Requirements:
Locate every line in the records below that contains the string "bounding", where case counts, and copy each of those lines.

Materials provided:

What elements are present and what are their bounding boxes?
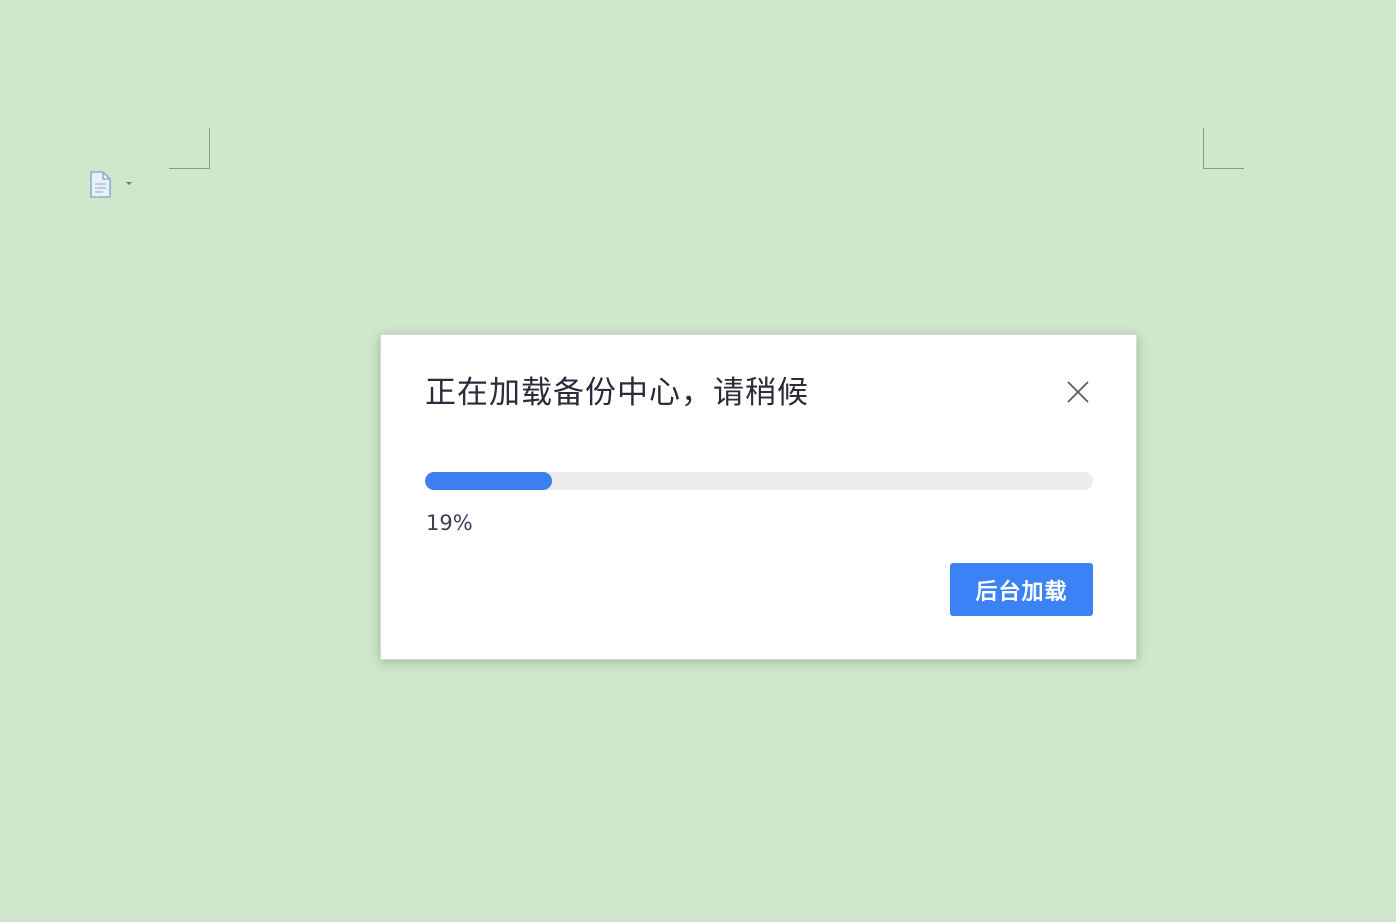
document-canvas: 正在加载备份中心，请稍候 19% 后台加载 [0,0,1396,922]
document-icon [90,171,111,198]
close-icon [1067,381,1089,403]
dialog-title: 正在加载备份中心，请稍候 [425,375,809,411]
page-corner-mark-top-right [1203,128,1244,169]
progress-bar-fill [425,472,552,490]
page-corner-mark-top-left [169,128,210,169]
close-button[interactable] [1064,378,1092,406]
loading-dialog: 正在加载备份中心，请稍候 19% 后台加载 [380,334,1137,660]
chevron-down-icon [126,182,132,185]
progress-bar [425,472,1093,490]
paste-options-button[interactable] [88,170,138,200]
background-load-button[interactable]: 后台加载 [950,563,1093,616]
progress-percent-label: 19% [426,511,473,535]
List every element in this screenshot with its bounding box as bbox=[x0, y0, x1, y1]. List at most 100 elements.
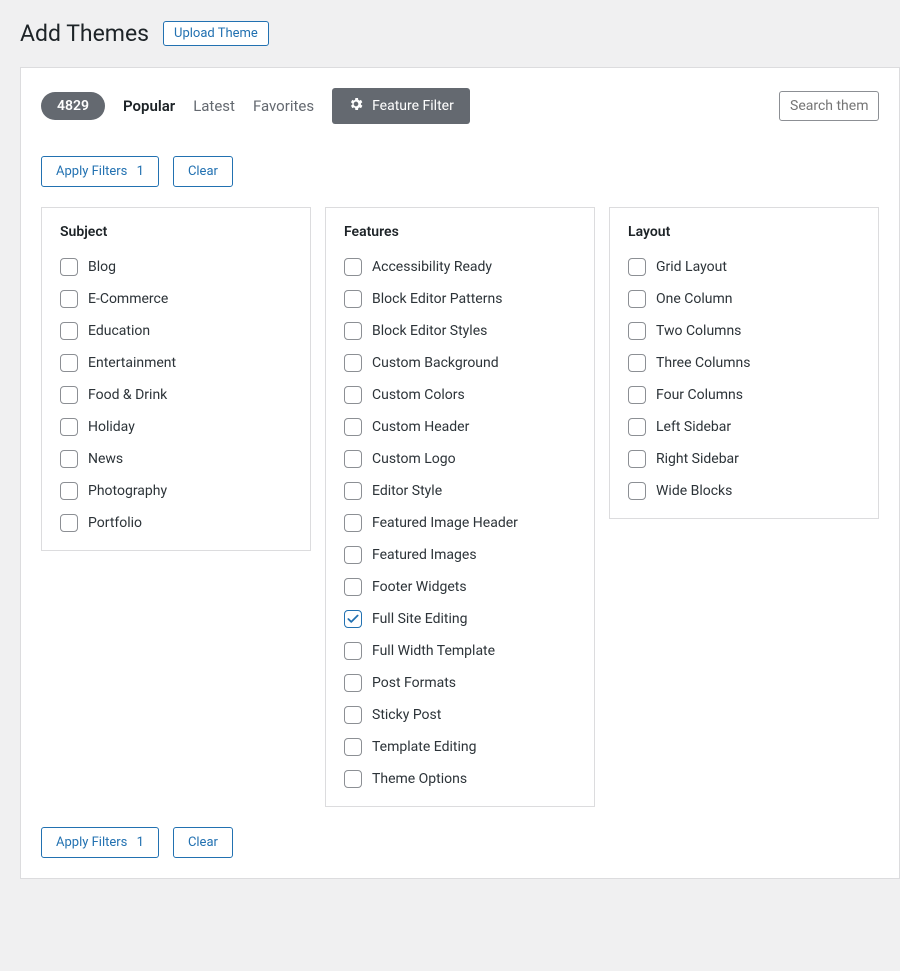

Result of the exercise:
What elements are present and what are their bounding boxes?
List every element in this screenshot with its bounding box as bbox=[x0, y0, x1, y1]. List at most 100 elements.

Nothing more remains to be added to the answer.